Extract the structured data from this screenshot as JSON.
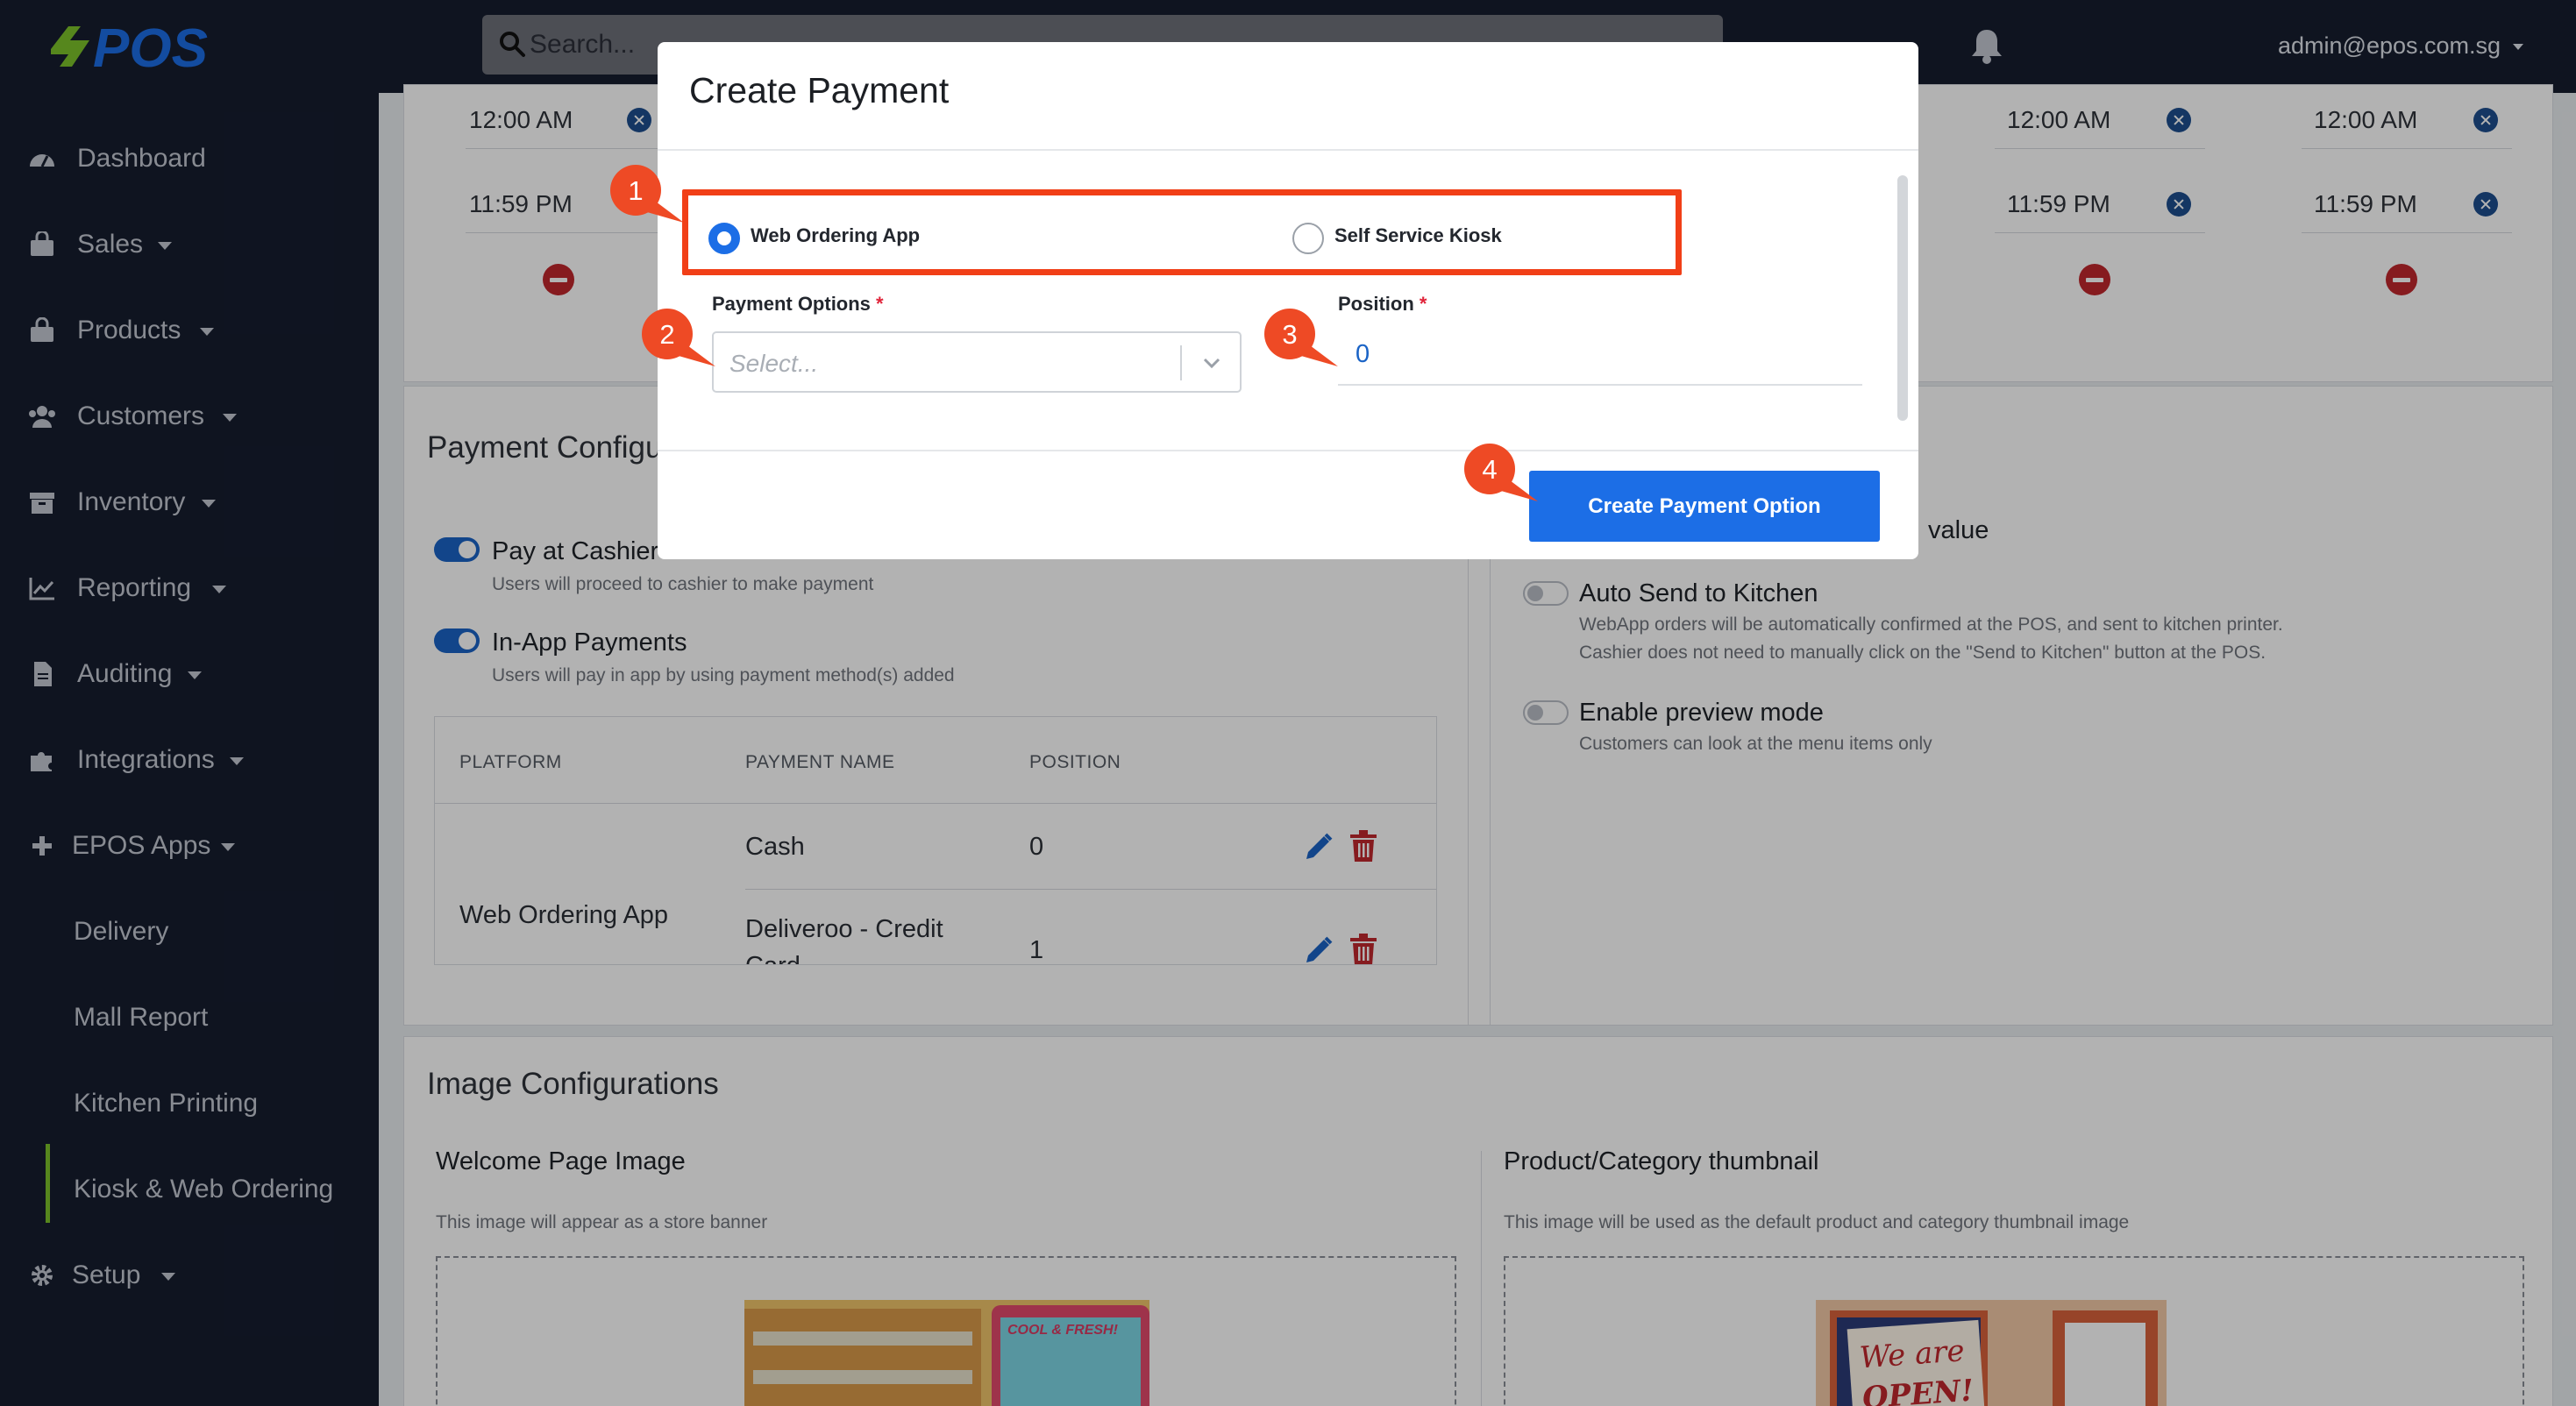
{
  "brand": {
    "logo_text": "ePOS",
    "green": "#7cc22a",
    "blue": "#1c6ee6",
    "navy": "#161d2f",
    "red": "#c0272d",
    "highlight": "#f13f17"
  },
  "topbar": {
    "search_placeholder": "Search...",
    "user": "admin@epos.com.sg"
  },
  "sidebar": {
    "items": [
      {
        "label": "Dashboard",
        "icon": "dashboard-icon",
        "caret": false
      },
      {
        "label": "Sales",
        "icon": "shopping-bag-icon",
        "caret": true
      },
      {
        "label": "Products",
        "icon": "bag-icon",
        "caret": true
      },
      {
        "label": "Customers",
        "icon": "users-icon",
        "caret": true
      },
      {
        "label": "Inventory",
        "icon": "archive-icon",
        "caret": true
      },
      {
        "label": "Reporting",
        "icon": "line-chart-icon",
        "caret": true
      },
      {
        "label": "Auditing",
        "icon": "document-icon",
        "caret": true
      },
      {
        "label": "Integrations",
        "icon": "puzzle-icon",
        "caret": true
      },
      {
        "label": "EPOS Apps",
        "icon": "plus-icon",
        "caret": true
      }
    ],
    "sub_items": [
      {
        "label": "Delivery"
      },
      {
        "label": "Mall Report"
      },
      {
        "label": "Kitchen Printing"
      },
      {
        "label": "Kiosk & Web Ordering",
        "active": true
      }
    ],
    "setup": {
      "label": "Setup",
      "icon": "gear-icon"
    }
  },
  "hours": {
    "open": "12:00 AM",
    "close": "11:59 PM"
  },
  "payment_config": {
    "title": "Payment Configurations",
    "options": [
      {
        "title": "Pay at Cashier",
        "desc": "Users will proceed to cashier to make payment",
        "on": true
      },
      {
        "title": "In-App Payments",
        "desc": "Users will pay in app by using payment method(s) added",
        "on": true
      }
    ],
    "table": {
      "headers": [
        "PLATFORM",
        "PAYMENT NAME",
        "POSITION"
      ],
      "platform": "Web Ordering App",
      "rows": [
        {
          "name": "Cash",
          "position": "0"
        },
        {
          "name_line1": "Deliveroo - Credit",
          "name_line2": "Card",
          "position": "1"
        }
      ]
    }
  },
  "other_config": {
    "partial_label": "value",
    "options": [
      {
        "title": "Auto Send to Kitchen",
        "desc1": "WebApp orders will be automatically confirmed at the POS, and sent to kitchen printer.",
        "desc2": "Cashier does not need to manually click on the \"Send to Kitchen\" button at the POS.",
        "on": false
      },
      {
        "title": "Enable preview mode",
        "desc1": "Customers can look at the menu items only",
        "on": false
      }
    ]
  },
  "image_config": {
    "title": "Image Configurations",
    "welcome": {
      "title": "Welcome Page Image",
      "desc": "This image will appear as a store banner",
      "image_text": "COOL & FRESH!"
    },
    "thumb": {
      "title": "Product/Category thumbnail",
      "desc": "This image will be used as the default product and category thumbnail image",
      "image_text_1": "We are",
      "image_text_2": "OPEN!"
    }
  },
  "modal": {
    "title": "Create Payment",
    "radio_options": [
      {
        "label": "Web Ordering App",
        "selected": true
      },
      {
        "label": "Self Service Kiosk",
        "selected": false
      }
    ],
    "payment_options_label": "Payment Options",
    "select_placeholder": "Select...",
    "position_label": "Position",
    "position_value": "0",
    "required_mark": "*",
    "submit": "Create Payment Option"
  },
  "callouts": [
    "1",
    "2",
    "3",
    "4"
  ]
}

* * *

§ **Task brief**: Using the records above, select and copy every line that has the word "will".

§ **Worked answer**:
        "desc": "Users will proceed to cashier to make payment",
        "desc": "Users will pay in app by using payment method(s) added",
        "desc1": "WebApp orders will be automatically confirmed at the POS, and sent to kitchen printer.",
      "desc": "This image will appear as a store banner",
      "desc": "This image will be used as the default product and category thumbnail image",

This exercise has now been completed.